• _The records_
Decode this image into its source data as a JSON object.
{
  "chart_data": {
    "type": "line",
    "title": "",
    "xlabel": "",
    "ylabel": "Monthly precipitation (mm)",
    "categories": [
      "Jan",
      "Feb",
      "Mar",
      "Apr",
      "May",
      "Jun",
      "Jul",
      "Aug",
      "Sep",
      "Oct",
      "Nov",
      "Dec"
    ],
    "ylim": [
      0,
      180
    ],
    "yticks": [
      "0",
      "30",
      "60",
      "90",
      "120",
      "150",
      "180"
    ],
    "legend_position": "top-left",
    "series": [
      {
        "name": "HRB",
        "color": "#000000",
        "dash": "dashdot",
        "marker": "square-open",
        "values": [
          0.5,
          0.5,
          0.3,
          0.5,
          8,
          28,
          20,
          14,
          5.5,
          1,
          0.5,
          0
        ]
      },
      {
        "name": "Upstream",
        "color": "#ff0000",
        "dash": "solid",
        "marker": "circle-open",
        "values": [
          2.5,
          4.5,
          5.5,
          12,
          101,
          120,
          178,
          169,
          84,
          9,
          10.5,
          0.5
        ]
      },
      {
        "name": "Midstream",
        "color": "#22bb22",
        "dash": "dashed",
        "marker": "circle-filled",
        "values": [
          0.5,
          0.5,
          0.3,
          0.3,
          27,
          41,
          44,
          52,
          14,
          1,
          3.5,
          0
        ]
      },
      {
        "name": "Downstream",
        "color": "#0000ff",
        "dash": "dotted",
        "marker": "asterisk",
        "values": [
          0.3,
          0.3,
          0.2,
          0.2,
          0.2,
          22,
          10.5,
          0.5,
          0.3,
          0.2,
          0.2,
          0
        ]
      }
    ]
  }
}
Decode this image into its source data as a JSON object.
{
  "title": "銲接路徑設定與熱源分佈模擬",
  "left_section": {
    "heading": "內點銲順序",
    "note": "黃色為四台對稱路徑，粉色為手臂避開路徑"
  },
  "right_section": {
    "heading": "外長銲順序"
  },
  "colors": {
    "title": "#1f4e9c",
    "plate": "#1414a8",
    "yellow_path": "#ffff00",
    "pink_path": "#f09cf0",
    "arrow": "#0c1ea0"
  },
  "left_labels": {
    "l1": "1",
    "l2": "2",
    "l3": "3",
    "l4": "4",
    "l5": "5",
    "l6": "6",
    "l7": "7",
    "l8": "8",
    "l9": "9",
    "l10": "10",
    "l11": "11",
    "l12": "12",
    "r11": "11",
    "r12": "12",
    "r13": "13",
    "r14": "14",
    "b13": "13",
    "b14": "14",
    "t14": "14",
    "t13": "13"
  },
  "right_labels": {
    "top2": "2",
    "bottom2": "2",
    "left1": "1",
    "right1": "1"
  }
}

• _Your goal_
Write down every line of the data above that includes the string "name".

• _Final result_
        "name": "HRB",
        "name": "Upstream",
        "name": "Midstream",
        "name": "Downstream",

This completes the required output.